#### Supplied information:
----
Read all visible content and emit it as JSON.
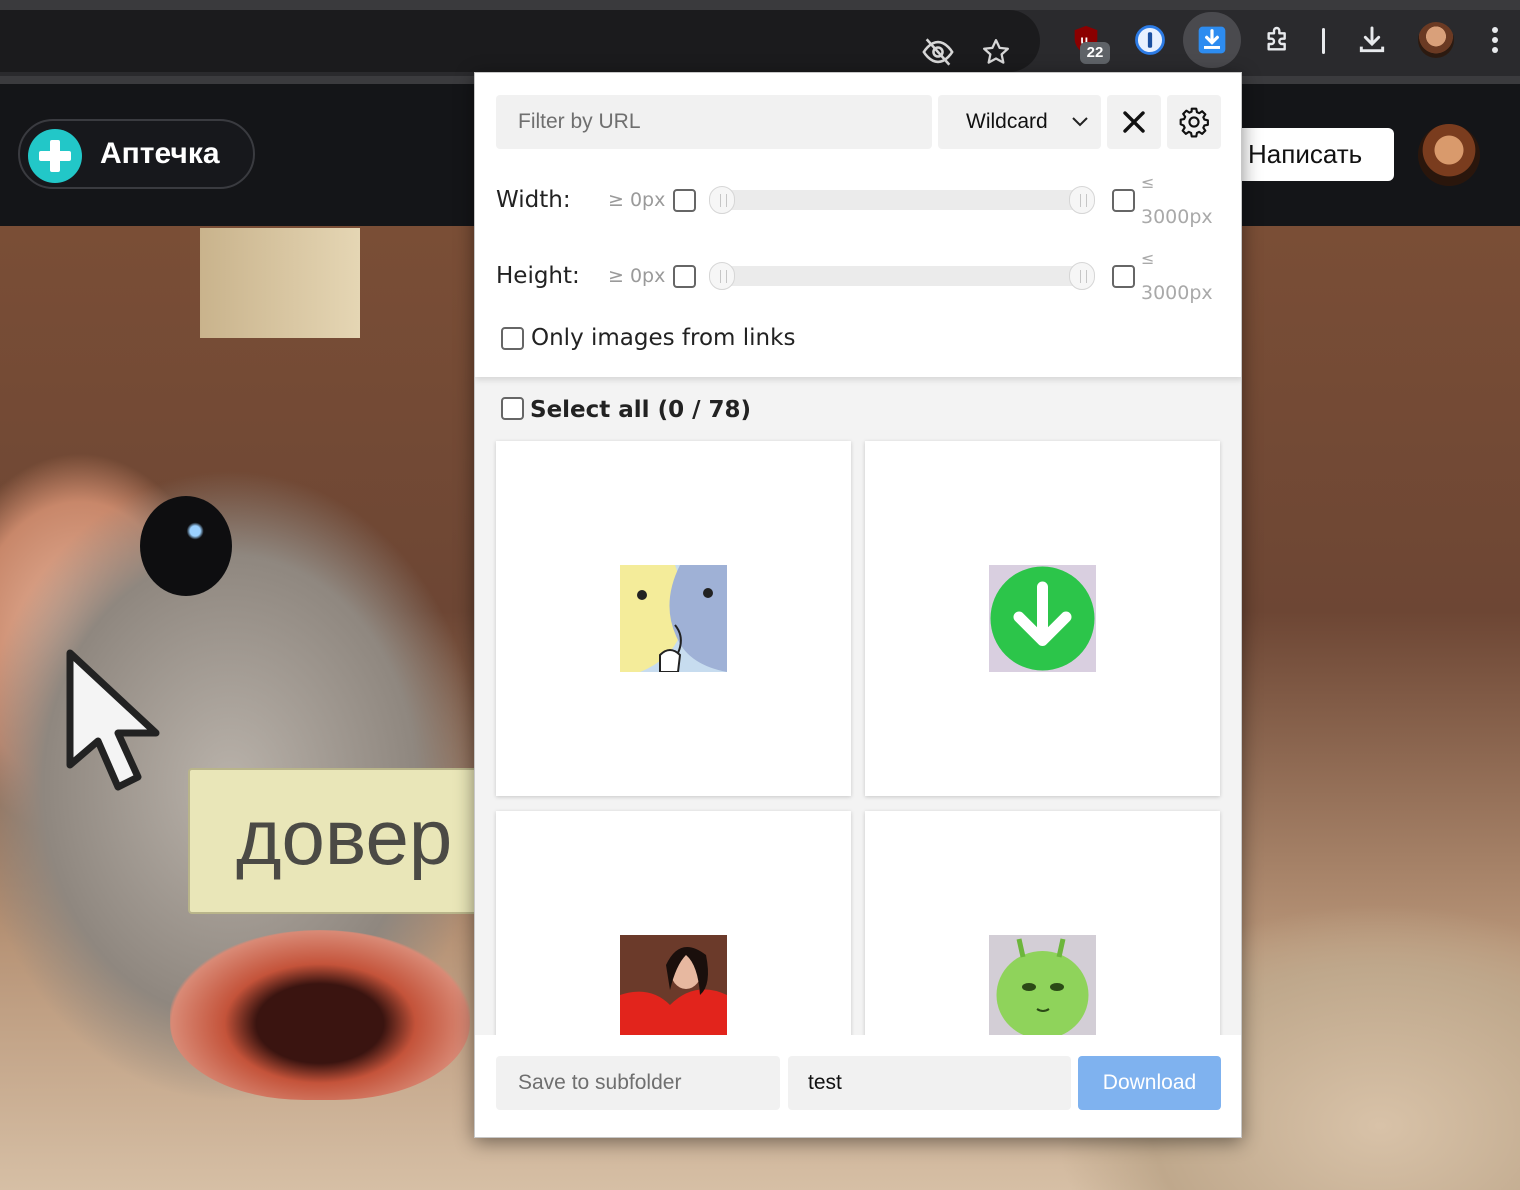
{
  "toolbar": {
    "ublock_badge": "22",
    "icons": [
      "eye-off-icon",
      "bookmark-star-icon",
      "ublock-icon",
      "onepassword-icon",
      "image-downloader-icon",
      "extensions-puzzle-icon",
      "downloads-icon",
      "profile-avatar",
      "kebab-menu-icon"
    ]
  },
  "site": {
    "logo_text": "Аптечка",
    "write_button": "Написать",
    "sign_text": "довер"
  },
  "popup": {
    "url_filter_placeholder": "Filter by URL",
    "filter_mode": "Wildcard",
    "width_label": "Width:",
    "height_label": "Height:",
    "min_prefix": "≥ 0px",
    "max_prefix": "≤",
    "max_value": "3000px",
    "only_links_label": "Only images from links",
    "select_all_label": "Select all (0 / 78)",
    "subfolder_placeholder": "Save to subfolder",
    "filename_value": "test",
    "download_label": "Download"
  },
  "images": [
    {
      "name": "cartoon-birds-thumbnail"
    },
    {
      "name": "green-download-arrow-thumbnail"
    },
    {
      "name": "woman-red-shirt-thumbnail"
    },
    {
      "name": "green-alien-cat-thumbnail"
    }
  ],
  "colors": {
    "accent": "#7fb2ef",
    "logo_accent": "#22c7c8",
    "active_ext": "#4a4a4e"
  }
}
----
#### Task instructions:
Output all of the records exactly as they appear above, but not the pictures.

#### Correct result:
Read all visible content and emit it as JSON.
{
  "toolbar": {
    "ublock_badge": "22",
    "icons": [
      "eye-off-icon",
      "bookmark-star-icon",
      "ublock-icon",
      "onepassword-icon",
      "image-downloader-icon",
      "extensions-puzzle-icon",
      "downloads-icon",
      "profile-avatar",
      "kebab-menu-icon"
    ]
  },
  "site": {
    "logo_text": "Аптечка",
    "write_button": "Написать",
    "sign_text": "довер"
  },
  "popup": {
    "url_filter_placeholder": "Filter by URL",
    "filter_mode": "Wildcard",
    "width_label": "Width:",
    "height_label": "Height:",
    "min_prefix": "≥ 0px",
    "max_prefix": "≤",
    "max_value": "3000px",
    "only_links_label": "Only images from links",
    "select_all_label": "Select all (0 / 78)",
    "subfolder_placeholder": "Save to subfolder",
    "filename_value": "test",
    "download_label": "Download"
  },
  "images": [
    {
      "name": "cartoon-birds-thumbnail"
    },
    {
      "name": "green-download-arrow-thumbnail"
    },
    {
      "name": "woman-red-shirt-thumbnail"
    },
    {
      "name": "green-alien-cat-thumbnail"
    }
  ],
  "colors": {
    "accent": "#7fb2ef",
    "logo_accent": "#22c7c8",
    "active_ext": "#4a4a4e"
  }
}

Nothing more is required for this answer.